PROVIDED PASSAGE

The evidence in regard to this vital period is singularly meagre and confusing. Pearson is the only witness who speaks to the rolled-up detonator being found behind the coal bunker. His friend Gribbon junior was not called as a witness and does not therefore corroborate him. Neither Mrs Gribbon nor the neighbour who helped her to shovel in the coal from the pavement to the bunker was brought as a witness and no satisfactory explanation of this omission was given to us. If the detonator was in fact in the coal when it was delivered at the house, it is difficult to see how these two ladies failed to observe it when they were shovelling the coal across the garden into the coal bunker, but there is no evidence that they did see it. Indeed the other evidence contradicts this contingency. On the day following the delivery of the coal at his house Gribbon says he inspected the coal bunker, looked inside and shut the lid. When he did so, he saw nothing round about the bunker, and there was no wire or coil of wire behind the bunker. Something must have happened, therefore, if Pearson really found the detonator where he says he did, between the delivery of the coal and the visit by Pearson, to bring the detonator into the place where Pearson says he found it.

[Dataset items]

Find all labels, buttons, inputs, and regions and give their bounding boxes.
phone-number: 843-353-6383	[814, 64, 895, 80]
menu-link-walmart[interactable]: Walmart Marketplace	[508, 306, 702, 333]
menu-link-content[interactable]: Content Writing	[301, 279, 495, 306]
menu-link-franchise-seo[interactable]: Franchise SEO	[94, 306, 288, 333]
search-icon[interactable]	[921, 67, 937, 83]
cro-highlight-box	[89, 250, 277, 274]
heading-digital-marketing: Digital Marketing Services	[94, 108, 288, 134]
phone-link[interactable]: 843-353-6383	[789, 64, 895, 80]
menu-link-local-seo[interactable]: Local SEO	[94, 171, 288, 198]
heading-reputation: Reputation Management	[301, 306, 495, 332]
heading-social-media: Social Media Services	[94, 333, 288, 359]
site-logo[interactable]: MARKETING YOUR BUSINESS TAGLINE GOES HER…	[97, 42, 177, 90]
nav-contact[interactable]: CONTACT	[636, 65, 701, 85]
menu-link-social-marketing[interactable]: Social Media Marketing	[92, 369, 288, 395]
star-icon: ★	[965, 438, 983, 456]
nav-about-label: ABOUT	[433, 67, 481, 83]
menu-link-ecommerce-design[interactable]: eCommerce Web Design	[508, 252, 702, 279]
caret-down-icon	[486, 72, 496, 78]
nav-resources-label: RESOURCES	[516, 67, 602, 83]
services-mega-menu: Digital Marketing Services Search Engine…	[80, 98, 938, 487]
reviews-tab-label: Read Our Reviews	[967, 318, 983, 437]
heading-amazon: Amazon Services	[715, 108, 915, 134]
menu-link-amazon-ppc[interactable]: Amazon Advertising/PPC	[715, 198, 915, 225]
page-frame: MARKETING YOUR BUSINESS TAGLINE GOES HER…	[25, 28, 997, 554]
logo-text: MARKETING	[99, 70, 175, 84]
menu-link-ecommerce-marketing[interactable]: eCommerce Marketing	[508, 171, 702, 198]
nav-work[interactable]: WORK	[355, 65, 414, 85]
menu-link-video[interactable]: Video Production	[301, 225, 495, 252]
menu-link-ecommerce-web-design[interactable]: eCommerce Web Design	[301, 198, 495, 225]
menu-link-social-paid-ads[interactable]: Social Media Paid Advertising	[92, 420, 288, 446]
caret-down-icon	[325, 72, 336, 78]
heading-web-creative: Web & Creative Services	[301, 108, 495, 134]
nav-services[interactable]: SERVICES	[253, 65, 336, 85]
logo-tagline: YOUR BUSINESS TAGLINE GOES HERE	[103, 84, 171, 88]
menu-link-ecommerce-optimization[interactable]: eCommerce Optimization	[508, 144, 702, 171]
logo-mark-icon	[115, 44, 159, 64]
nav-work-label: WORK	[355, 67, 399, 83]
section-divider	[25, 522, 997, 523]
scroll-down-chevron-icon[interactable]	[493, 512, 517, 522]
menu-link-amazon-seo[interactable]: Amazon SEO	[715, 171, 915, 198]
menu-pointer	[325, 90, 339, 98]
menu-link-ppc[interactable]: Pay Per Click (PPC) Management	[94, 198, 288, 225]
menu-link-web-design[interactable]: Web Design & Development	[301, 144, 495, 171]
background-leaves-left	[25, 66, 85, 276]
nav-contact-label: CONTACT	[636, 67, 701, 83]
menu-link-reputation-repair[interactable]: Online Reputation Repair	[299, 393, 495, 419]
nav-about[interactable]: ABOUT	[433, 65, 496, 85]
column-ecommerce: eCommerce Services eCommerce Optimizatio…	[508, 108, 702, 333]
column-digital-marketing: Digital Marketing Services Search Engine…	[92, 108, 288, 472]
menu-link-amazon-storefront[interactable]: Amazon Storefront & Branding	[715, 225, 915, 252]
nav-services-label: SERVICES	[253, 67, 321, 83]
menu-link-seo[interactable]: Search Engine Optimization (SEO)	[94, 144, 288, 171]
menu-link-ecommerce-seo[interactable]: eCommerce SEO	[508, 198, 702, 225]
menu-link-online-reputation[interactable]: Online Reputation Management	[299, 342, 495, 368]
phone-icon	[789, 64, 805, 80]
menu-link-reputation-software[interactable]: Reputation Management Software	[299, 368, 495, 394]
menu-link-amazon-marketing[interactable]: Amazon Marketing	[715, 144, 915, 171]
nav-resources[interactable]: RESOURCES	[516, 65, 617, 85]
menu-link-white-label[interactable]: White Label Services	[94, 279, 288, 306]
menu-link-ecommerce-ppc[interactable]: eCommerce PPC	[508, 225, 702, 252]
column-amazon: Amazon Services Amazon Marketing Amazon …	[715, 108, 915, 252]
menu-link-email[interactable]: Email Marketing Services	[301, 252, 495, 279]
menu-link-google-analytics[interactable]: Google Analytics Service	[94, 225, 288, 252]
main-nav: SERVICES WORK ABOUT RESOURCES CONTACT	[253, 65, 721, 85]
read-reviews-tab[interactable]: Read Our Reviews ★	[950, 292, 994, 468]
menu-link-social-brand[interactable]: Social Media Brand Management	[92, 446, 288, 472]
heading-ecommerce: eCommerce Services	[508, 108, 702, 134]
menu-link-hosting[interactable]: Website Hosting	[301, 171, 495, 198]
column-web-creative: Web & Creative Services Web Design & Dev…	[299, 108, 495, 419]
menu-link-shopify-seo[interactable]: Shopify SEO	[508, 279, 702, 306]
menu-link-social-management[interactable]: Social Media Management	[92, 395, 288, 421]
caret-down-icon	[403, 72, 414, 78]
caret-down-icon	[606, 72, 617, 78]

PROBLEMS AND TASKS
[1] Please change "Walmart Marketplace" to "Walmart Seller Center" in the dataset items, starting at the first line and ending at the line that contains "65, 701, 85]", and leave everything else as it is.
[2] Write the next part of the passage about the detonator reportedly found behind the coal bunker.
The passage and the dataset items are unrelated materials.

TASK ANSWERS
[1]
Find all labels, buttons, inputs, and regions and give their bounding boxes.
phone-number: 843-353-6383	[814, 64, 895, 80]
menu-link-walmart[interactable]: Walmart Seller Center	[508, 306, 702, 333]
menu-link-content[interactable]: Content Writing	[301, 279, 495, 306]
menu-link-franchise-seo[interactable]: Franchise SEO	[94, 306, 288, 333]
search-icon[interactable]	[921, 67, 937, 83]
cro-highlight-box	[89, 250, 277, 274]
heading-digital-marketing: Digital Marketing Services	[94, 108, 288, 134]
phone-link[interactable]: 843-353-6383	[789, 64, 895, 80]
menu-link-local-seo[interactable]: Local SEO	[94, 171, 288, 198]
heading-reputation: Reputation Management	[301, 306, 495, 332]
heading-social-media: Social Media Services	[94, 333, 288, 359]
site-logo[interactable]: MARKETING YOUR BUSINESS TAGLINE GOES HER…	[97, 42, 177, 90]
nav-contact[interactable]: CONTACT	[636, 65, 701, 85]

[2]
Within about two hours of the accident a policeman M'Taggart examined the locus. He stated that behind the coal bunker there was a box with wire in it. This evidence was not challenged in cross. If these two witnesses (Gribbon senior and M'Taggart) are to be believedand the Lord Ordinary made no criticism of their evidencethey establish that someone was interfering with the situation behind the coal bunker after the concessionary coal had been deposited in it and before Pearson's visit to it. This would tend to disassociate the detonator from the concessionary coal from Whitrigg.

There are two other factors which have a bearing on this matter. In the first place, Gribbon's garden, where the bunker was situated, is not wholly private and enclosed. It is open to the adjoining house, and third parties had easy access to it. In the second place, the condition of the detonator and its wires is of some importance. According to Pearson, when he found it, the wires were round the detonator, so that it could not be seen. The evidence shows that this is not the condition in which electric detonators come from the factory. When delivered from the factory, the detonator is exposed and the wires are not bound round it. Moreover, its condition was such as to exclude its having been used under pit conditions. On the contrary, the parcelling up of the wires round the detonator and the depositing...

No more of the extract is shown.